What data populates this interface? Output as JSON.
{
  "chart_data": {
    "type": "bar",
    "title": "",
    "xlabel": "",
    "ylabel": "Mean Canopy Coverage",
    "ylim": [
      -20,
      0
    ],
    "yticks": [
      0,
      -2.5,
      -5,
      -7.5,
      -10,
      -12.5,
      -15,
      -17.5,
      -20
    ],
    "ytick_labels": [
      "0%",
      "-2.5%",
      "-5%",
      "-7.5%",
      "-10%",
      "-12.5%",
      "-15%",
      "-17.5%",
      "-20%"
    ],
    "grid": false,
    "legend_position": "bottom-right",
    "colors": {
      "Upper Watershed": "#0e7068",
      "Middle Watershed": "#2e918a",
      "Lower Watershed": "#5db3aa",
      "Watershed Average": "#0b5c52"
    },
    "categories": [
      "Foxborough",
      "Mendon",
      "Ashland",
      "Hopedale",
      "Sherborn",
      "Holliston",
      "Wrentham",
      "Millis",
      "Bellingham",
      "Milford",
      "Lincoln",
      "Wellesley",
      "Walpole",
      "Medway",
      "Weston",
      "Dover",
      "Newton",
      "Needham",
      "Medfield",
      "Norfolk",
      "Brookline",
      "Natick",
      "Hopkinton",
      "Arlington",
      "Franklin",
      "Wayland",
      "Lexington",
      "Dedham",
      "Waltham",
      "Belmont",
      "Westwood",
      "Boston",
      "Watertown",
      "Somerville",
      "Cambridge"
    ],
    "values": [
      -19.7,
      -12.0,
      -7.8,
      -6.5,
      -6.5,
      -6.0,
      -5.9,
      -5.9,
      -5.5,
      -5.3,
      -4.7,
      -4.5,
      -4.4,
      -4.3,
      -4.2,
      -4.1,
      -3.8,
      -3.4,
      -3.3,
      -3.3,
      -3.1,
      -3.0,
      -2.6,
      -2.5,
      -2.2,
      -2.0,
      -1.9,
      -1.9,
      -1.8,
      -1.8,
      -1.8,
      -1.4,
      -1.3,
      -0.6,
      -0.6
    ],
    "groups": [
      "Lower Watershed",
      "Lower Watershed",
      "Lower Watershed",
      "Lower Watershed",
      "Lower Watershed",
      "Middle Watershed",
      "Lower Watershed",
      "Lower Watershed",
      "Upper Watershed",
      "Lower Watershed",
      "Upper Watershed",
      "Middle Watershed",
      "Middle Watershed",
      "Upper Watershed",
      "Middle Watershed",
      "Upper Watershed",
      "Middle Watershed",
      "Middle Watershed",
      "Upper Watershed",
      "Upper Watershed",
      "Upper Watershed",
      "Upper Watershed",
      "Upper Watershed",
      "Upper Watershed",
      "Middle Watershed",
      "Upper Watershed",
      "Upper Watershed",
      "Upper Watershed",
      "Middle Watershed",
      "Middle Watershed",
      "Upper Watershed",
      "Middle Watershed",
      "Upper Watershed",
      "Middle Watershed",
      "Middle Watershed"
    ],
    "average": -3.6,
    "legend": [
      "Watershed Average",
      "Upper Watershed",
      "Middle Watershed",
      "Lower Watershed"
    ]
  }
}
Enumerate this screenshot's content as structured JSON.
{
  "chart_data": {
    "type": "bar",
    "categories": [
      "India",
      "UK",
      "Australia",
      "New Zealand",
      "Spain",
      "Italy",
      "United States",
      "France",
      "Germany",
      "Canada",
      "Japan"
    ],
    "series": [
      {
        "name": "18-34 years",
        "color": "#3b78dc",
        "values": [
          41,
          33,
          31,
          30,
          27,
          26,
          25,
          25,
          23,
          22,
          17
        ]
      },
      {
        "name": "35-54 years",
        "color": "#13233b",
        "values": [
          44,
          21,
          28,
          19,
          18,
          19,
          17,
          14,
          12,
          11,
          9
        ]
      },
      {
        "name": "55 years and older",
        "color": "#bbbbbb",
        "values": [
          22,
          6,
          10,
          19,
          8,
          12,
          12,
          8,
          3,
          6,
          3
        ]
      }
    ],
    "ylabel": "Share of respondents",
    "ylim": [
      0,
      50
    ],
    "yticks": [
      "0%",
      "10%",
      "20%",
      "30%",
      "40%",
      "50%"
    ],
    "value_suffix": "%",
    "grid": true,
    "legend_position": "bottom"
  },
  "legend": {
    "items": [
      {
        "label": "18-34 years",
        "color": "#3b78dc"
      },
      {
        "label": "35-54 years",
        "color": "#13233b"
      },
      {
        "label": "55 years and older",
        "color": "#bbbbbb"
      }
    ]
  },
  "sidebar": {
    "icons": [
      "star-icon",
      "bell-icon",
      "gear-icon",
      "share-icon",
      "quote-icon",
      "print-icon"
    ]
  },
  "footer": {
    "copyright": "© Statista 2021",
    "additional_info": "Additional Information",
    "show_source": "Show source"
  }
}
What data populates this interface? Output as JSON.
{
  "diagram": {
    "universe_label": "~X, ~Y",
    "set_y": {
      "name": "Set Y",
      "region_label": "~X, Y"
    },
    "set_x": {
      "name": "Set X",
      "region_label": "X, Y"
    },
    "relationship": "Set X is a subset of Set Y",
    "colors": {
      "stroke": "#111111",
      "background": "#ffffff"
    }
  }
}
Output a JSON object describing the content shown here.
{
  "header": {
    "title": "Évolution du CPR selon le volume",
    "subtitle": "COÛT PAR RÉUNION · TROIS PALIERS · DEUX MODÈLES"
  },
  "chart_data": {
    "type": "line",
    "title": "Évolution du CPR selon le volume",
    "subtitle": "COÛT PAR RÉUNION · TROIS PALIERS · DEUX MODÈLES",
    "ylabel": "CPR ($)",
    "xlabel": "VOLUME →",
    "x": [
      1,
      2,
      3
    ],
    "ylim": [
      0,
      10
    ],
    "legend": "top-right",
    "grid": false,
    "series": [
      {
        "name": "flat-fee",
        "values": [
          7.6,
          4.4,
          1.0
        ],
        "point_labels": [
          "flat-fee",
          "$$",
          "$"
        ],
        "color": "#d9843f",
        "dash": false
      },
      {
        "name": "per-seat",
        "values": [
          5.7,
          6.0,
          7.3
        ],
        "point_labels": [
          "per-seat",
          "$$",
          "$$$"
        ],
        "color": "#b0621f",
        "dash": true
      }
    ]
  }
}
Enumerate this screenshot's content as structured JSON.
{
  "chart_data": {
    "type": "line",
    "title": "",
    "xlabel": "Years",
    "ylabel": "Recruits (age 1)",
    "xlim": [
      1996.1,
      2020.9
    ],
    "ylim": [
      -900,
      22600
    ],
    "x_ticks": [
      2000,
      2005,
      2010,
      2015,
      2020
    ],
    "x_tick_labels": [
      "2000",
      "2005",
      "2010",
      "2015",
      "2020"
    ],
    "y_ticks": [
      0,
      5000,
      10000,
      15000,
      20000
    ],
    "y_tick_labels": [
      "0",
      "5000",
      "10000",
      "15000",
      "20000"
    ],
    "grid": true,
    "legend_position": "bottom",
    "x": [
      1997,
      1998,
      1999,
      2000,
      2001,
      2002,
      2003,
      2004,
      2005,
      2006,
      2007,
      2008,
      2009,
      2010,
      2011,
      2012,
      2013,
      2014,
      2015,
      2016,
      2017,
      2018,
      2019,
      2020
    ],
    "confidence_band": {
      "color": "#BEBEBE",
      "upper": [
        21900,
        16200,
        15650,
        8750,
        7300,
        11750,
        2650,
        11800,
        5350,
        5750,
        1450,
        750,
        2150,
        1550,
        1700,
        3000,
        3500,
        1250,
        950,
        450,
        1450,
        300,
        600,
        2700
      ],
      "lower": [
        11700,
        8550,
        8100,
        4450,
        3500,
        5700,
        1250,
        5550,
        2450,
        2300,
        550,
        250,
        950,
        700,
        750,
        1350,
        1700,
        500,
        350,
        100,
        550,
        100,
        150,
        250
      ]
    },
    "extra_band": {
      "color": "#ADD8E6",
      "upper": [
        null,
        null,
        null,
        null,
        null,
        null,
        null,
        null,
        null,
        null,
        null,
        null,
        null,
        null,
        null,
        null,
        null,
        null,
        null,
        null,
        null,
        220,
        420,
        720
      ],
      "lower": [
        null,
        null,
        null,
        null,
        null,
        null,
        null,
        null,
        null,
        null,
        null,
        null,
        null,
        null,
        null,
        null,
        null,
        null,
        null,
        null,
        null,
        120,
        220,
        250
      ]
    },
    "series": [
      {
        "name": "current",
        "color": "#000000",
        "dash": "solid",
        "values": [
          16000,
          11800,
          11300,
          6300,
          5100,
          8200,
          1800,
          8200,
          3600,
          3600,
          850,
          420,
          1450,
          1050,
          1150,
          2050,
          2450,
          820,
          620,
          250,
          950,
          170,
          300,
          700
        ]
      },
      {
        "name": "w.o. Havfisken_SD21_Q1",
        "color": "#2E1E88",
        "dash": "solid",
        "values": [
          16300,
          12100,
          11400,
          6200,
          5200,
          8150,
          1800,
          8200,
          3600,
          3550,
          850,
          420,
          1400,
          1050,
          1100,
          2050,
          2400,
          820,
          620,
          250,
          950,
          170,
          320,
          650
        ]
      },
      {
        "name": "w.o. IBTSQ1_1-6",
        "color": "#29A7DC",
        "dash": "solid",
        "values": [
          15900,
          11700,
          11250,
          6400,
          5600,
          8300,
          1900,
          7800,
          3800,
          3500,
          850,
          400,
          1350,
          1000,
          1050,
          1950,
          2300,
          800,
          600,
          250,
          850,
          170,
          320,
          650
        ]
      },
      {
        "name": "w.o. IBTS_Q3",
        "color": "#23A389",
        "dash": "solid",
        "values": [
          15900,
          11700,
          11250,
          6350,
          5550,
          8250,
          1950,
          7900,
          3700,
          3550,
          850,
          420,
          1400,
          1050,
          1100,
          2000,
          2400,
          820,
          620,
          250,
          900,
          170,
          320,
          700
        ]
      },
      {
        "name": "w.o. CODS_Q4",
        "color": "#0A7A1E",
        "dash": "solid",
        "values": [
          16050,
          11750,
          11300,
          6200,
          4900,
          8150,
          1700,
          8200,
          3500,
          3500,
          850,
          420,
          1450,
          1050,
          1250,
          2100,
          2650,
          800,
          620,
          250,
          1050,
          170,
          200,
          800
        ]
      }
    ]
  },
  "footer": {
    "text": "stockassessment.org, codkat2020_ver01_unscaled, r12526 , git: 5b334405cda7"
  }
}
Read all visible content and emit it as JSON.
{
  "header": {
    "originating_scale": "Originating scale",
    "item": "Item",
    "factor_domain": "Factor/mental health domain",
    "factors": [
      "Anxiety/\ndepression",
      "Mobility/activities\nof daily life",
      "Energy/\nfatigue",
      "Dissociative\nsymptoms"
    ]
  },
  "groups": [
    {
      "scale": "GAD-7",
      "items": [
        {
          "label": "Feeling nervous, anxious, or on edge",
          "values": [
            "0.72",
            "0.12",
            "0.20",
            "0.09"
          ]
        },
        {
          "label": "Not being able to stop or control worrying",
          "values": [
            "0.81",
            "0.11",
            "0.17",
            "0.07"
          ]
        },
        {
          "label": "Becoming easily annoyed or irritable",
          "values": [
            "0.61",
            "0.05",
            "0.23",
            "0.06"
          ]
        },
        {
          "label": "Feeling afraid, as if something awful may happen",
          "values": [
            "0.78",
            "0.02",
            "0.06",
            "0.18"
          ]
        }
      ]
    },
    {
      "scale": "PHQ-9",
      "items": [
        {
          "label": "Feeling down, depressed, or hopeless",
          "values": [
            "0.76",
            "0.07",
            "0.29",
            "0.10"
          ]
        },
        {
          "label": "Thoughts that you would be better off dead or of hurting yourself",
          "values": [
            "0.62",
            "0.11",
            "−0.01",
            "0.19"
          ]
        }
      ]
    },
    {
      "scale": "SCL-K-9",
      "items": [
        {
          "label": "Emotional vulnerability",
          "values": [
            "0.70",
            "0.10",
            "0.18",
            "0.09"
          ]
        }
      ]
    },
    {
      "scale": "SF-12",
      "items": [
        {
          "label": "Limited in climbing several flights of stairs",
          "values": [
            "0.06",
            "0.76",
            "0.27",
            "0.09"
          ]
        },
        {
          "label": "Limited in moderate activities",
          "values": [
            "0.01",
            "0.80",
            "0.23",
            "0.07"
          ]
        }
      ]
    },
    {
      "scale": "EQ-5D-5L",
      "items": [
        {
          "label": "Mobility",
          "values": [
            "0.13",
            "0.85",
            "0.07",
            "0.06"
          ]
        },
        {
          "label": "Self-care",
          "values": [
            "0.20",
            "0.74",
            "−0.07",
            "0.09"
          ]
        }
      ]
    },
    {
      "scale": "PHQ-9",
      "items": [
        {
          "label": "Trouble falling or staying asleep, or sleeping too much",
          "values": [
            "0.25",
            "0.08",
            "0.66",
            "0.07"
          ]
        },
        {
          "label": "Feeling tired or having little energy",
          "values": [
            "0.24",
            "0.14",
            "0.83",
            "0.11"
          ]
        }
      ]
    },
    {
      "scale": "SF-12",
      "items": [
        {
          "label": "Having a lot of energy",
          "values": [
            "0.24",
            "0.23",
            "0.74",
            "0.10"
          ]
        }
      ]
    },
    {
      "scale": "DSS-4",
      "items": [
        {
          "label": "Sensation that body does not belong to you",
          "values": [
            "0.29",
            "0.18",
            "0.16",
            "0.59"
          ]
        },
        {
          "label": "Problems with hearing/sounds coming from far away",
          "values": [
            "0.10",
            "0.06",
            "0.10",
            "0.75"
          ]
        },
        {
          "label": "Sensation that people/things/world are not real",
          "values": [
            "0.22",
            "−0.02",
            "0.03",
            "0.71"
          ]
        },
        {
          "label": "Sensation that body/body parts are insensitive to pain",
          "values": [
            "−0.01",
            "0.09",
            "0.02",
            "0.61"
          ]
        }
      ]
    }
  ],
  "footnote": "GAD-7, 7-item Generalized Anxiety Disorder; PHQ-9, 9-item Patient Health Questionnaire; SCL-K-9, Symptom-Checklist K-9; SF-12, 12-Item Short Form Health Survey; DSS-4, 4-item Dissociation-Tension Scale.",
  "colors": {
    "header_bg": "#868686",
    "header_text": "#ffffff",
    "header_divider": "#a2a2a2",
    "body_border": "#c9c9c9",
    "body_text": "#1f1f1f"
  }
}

● ● ● ● ●

* _Written instruction_:
Take every line above carrying "RÉUNION" and return it.

* _Answer for the task_:
    "subtitle": "COÛT PAR RÉUNION · TROIS PALIERS · DEUX MODÈLES"
    "subtitle": "COÛT PAR RÉUNION · TROIS PALIERS · DEUX MODÈLES",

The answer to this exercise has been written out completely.